— BEGIN —

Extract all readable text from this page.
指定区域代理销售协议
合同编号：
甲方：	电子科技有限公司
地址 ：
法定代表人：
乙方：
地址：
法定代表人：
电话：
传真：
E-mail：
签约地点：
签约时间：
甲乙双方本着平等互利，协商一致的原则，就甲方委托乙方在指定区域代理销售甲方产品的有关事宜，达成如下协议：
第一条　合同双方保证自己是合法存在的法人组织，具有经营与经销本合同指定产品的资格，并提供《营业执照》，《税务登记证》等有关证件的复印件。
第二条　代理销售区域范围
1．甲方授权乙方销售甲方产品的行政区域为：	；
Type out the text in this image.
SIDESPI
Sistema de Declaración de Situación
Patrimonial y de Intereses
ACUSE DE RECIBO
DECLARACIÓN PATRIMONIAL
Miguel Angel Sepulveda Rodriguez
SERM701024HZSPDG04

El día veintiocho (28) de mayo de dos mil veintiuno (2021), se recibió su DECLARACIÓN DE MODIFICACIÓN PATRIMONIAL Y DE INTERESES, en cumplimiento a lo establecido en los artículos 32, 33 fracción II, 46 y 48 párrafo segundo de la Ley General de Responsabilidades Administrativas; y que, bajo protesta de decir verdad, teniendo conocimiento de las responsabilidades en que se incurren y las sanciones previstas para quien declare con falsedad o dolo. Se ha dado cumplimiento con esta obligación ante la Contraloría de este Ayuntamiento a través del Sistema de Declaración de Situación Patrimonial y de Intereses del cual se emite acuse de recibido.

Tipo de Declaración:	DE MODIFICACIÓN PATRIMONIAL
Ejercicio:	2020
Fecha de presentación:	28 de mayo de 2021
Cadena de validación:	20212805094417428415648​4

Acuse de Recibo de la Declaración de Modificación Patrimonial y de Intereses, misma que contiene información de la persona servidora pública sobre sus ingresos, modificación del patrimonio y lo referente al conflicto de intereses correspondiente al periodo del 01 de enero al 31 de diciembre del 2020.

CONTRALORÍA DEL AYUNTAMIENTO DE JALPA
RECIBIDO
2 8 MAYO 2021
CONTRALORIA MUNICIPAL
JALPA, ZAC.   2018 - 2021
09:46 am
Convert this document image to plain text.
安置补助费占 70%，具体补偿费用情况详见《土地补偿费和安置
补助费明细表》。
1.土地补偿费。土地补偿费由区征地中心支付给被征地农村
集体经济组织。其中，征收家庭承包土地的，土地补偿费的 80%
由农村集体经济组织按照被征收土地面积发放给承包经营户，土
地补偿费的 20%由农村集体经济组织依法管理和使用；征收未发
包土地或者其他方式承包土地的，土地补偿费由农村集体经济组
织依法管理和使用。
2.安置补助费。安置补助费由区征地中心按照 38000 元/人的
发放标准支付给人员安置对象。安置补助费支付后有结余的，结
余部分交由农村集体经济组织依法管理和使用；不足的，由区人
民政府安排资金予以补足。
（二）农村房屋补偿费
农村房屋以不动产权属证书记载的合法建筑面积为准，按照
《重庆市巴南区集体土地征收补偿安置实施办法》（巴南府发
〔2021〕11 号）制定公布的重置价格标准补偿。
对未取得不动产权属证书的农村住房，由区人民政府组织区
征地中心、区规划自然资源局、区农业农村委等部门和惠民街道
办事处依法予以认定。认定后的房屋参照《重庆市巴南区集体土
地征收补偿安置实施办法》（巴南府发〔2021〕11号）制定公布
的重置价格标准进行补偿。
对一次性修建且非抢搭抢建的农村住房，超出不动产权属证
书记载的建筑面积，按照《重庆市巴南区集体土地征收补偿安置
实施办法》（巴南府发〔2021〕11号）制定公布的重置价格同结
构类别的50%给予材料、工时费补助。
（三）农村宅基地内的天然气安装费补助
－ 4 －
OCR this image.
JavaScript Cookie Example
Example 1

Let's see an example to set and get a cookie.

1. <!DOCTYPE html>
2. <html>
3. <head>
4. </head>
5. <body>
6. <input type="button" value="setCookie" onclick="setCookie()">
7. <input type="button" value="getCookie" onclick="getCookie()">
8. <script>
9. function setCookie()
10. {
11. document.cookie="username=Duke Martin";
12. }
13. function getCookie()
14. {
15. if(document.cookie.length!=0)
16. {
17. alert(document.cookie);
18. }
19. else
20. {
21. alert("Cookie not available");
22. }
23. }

— END —

▸ Requirement: Each record above should be returned exactly as it appears.

▸ Exercise answer:
Extract all readable text from this page.
指定区域代理销售协议
合同编号：
甲方：	电子科技有限公司
地址 ：
法定代表人：
乙方：
地址：
法定代表人：
电话：
传真：
E-mail：
签约地点：
签约时间：
甲乙双方本着平等互利，协商一致的原则，就甲方委托乙方在指定区域代理销售甲方产品的有关事宜，达成如下协议：
第一条　合同双方保证自己是合法存在的法人组织，具有经营与经销本合同指定产品的资格，并提供《营业执照》，《税务登记证》等有关证件的复印件。
第二条　代理销售区域范围
1．甲方授权乙方销售甲方产品的行政区域为：	；
Type out the text in this image.
SIDESPI
Sistema de Declaración de Situación
Patrimonial y de Intereses
ACUSE DE RECIBO
DECLARACIÓN PATRIMONIAL
Miguel Angel Sepulveda Rodriguez
SERM701024HZSPDG04

El día veintiocho (28) de mayo de dos mil veintiuno (2021), se recibió su DECLARACIÓN DE MODIFICACIÓN PATRIMONIAL Y DE INTERESES, en cumplimiento a lo establecido en los artículos 32, 33 fracción II, 46 y 48 párrafo segundo de la Ley General de Responsabilidades Administrativas; y que, bajo protesta de decir verdad, teniendo conocimiento de las responsabilidades en que se incurren y las sanciones previstas para quien declare con falsedad o dolo. Se ha dado cumplimiento con esta obligación ante la Contraloría de este Ayuntamiento a través del Sistema de Declaración de Situación Patrimonial y de Intereses del cual se emite acuse de recibido.

Tipo de Declaración:	DE MODIFICACIÓN PATRIMONIAL
Ejercicio:	2020
Fecha de presentación:	28 de mayo de 2021
Cadena de validación:	20212805094417428415648​4

Acuse de Recibo de la Declaración de Modificación Patrimonial y de Intereses, misma que contiene información de la persona servidora pública sobre sus ingresos, modificación del patrimonio y lo referente al conflicto de intereses correspondiente al periodo del 01 de enero al 31 de diciembre del 2020.

CONTRALORÍA DEL AYUNTAMIENTO DE JALPA
RECIBIDO
2 8 MAYO 2021
CONTRALORIA MUNICIPAL
JALPA, ZAC.   2018 - 2021
09:46 am
Convert this document image to plain text.
安置补助费占 70%，具体补偿费用情况详见《土地补偿费和安置
补助费明细表》。
1.土地补偿费。土地补偿费由区征地中心支付给被征地农村
集体经济组织。其中，征收家庭承包土地的，土地补偿费的 80%
由农村集体经济组织按照被征收土地面积发放给承包经营户，土
地补偿费的 20%由农村集体经济组织依法管理和使用；征收未发
包土地或者其他方式承包土地的，土地补偿费由农村集体经济组
织依法管理和使用。
2.安置补助费。安置补助费由区征地中心按照 38000 元/人的
发放标准支付给人员安置对象。安置补助费支付后有结余的，结
余部分交由农村集体经济组织依法管理和使用；不足的，由区人
民政府安排资金予以补足。
（二）农村房屋补偿费
农村房屋以不动产权属证书记载的合法建筑面积为准，按照
《重庆市巴南区集体土地征收补偿安置实施办法》（巴南府发
〔2021〕11 号）制定公布的重置价格标准补偿。
对未取得不动产权属证书的农村住房，由区人民政府组织区
征地中心、区规划自然资源局、区农业农村委等部门和惠民街道
办事处依法予以认定。认定后的房屋参照《重庆市巴南区集体土
地征收补偿安置实施办法》（巴南府发〔2021〕11号）制定公布
的重置价格标准进行补偿。
对一次性修建且非抢搭抢建的农村住房，超出不动产权属证
书记载的建筑面积，按照《重庆市巴南区集体土地征收补偿安置
实施办法》（巴南府发〔2021〕11号）制定公布的重置价格同结
构类别的50%给予材料、工时费补助。
（三）农村宅基地内的天然气安装费补助
－ 4 －
OCR this image.
JavaScript Cookie Example
Example 1

Let's see an example to set and get a cookie.

1. <!DOCTYPE html>
2. <html>
3. <head>
4. </head>
5. <body>
6. <input type="button" value="setCookie" onclick="setCookie()">
7. <input type="button" value="getCookie" onclick="getCookie()">
8. <script>
9. function setCookie()
10. {
11. document.cookie="username=Duke Martin";
12. }
13. function getCookie()
14. {
15. if(document.cookie.length!=0)
16. {
17. alert(document.cookie);
18. }
19. else
20. {
21. alert("Cookie not available");
22. }
23. }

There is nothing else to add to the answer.